=== SUPPLIED MATERIAL ===
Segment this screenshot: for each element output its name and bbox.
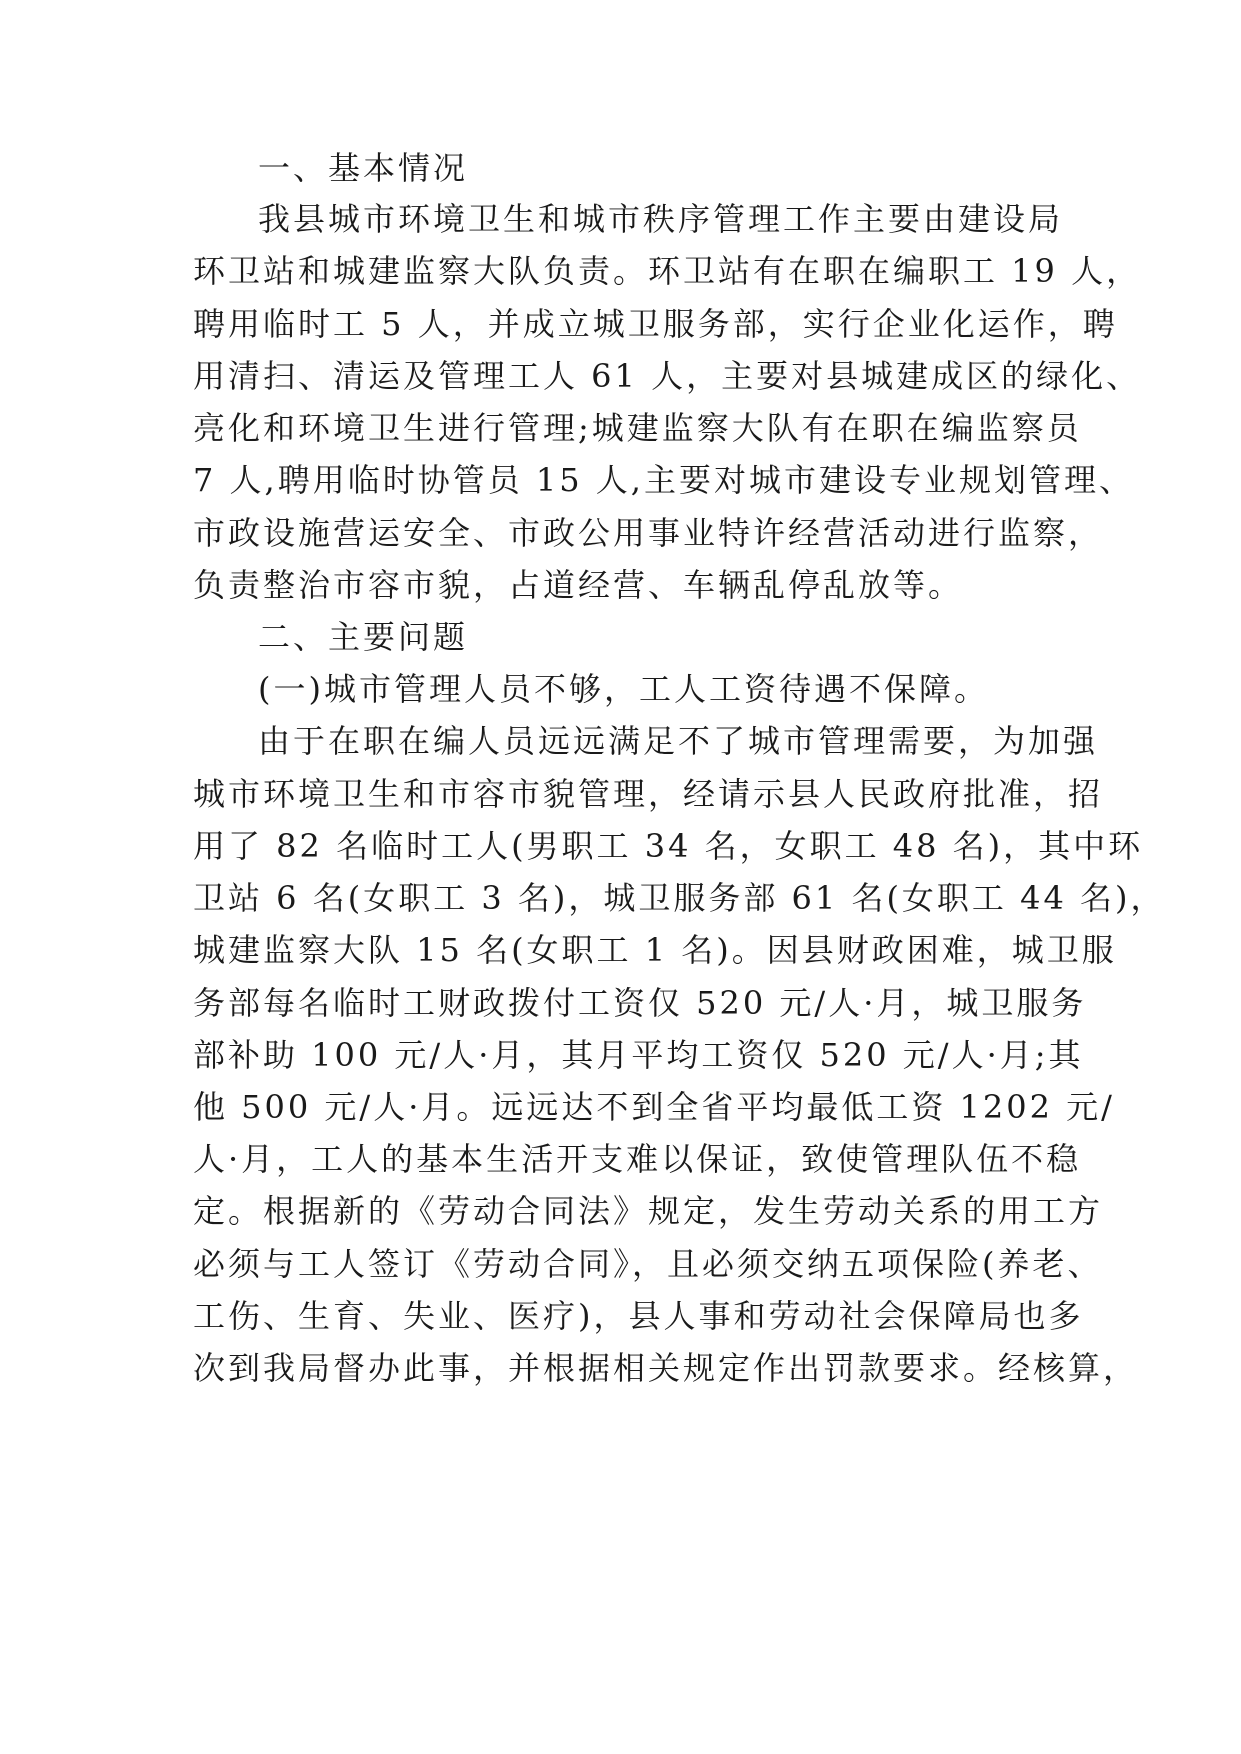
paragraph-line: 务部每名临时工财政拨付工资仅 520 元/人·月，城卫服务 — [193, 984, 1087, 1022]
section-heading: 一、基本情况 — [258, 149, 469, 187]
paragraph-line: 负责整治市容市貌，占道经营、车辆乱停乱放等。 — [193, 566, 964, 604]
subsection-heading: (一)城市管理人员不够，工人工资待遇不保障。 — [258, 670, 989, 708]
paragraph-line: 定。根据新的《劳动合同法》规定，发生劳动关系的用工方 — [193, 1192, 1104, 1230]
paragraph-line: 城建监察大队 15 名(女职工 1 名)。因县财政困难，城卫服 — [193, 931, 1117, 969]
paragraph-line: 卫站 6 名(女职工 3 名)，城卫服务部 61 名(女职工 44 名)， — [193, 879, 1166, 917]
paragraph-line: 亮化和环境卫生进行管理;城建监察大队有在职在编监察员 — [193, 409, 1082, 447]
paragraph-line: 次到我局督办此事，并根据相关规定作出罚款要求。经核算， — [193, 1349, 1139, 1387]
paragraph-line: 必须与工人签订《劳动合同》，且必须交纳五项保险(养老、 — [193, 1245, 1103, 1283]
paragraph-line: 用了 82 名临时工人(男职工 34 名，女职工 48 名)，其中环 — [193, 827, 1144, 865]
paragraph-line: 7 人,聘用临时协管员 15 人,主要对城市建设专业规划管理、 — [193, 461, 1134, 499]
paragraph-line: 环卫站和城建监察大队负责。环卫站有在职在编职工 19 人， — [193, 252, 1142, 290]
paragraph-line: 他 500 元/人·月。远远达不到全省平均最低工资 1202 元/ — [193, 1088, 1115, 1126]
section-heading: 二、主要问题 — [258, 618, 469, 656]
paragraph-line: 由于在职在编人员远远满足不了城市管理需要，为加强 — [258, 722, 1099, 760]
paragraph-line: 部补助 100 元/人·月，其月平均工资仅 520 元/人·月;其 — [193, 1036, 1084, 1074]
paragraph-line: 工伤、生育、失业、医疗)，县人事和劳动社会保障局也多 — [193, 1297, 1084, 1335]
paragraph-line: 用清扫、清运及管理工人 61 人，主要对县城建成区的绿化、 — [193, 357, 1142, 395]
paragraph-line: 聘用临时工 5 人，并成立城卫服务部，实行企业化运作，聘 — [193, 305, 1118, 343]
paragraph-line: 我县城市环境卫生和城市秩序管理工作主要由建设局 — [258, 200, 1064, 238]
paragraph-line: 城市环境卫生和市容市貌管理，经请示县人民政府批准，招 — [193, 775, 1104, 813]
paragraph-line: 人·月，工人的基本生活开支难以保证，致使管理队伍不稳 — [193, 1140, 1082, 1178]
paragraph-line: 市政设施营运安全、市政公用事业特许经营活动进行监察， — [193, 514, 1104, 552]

=== WHAT TO DO ===
Quote the entries from the line with "paragraph-line: 务部每名临时工财政拨付工资仅 520" up to and including the line with "paragraph-line: 城建监察大队 15".

=== REPLY ===
paragraph-line: 务部每名临时工财政拨付工资仅 520 元/人·月，城卫服务 — [193, 984, 1087, 1022]
section-heading: 一、基本情况 — [258, 149, 469, 187]
paragraph-line: 负责整治市容市貌，占道经营、车辆乱停乱放等。 — [193, 566, 964, 604]
subsection-heading: (一)城市管理人员不够，工人工资待遇不保障。 — [258, 670, 989, 708]
paragraph-line: 定。根据新的《劳动合同法》规定，发生劳动关系的用工方 — [193, 1192, 1104, 1230]
paragraph-line: 城建监察大队 15 名(女职工 1 名)。因县财政困难，城卫服 — [193, 931, 1117, 969]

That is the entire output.